▸ STATED EXERCISE
Copy every line of the data that includes the string "none".
--- Start DATA FOR THIS EXERCISE ---
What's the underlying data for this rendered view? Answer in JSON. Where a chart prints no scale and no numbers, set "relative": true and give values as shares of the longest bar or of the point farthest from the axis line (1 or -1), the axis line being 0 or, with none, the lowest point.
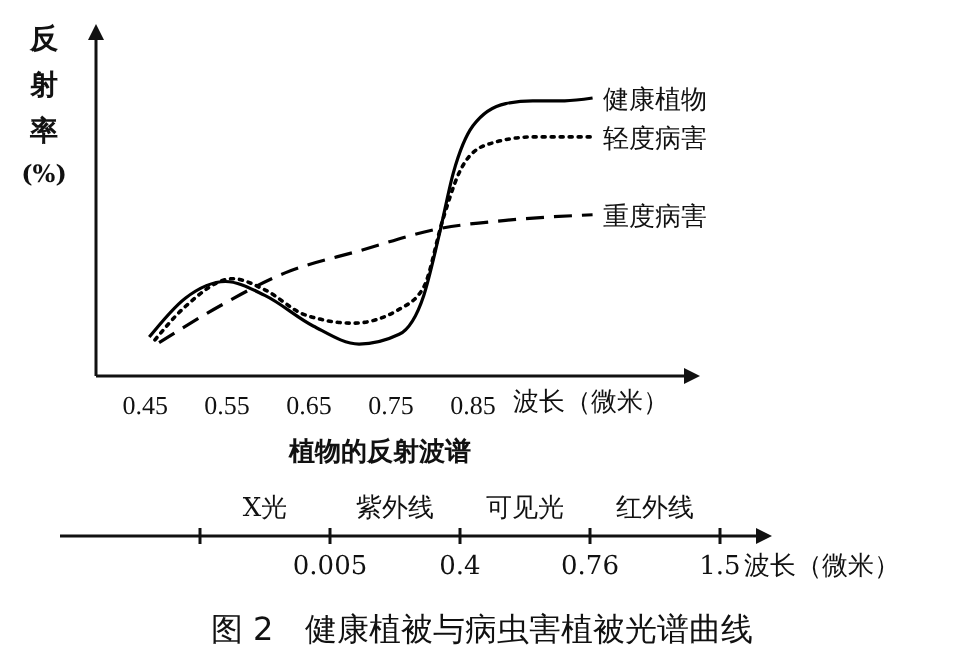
{
  "chart_data": [
    {
      "type": "line",
      "relative": true,
      "ylabel": "反射率(%)",
      "xlabel": "波长（微米）",
      "xlim": [
        0.39,
        1.11
      ],
      "xticks": [
        0.45,
        0.55,
        0.65,
        0.75,
        0.85
      ],
      "legend": false,
      "grid": false,
      "marker": "none",
      "series": [
        {
          "name": "健康植物",
          "color": "#000000",
          "line_style": "solid",
          "x": [
            0.455,
            0.499,
            0.548,
            0.596,
            0.655,
            0.711,
            0.76,
            0.79,
            0.809,
            0.826,
            0.85,
            0.89,
            0.923,
            0.962,
            0.996
          ],
          "values": [
            0.14,
            0.28,
            0.34,
            0.29,
            0.18,
            0.115,
            0.15,
            0.29,
            0.51,
            0.73,
            0.9,
            0.98,
            0.99,
            0.99,
            1.0
          ]
        },
        {
          "name": "轻度病害",
          "color": "#000000",
          "line_style": "dotted",
          "x": [
            0.462,
            0.499,
            0.557,
            0.596,
            0.645,
            0.704,
            0.76,
            0.79,
            0.813,
            0.833,
            0.865,
            0.923,
            0.996
          ],
          "values": [
            0.13,
            0.25,
            0.35,
            0.31,
            0.22,
            0.19,
            0.24,
            0.32,
            0.56,
            0.73,
            0.83,
            0.86,
            0.86
          ]
        },
        {
          "name": "重度病害",
          "color": "#000000",
          "line_style": "dashed",
          "x": [
            0.467,
            0.54,
            0.62,
            0.711,
            0.809,
            0.89,
            0.996
          ],
          "values": [
            0.12,
            0.25,
            0.37,
            0.45,
            0.53,
            0.56,
            0.58
          ]
        }
      ]
    },
    {
      "type": "other",
      "title": "植物的反射波谱",
      "xlabel": "波长（微米）",
      "categories": [
        "X光",
        "紫外线",
        "可见光",
        "红外线"
      ],
      "xticks": [
        {
          "value": null,
          "label": null
        },
        {
          "value": null,
          "label": "0.005"
        },
        {
          "value": null,
          "label": "0.4"
        },
        {
          "value": null,
          "label": "0.76"
        },
        {
          "value": null,
          "label": "1.5"
        }
      ],
      "annotations": [
        "图 2　健康植被与病虫害植被光谱曲线"
      ]
    }
  ]
}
--- End DATA FOR THIS EXERCISE ---
▸ SOLUTION FOR THIS TASK
What's the underlying data for this rendered view? Answer in JSON. Where a chart prints no scale and no numbers, set "relative": true and give values as shares of the longest bar or of the point farthest from the axis line (1 or -1), the axis line being 0 or, with none, the lowest point.
      "marker": "none",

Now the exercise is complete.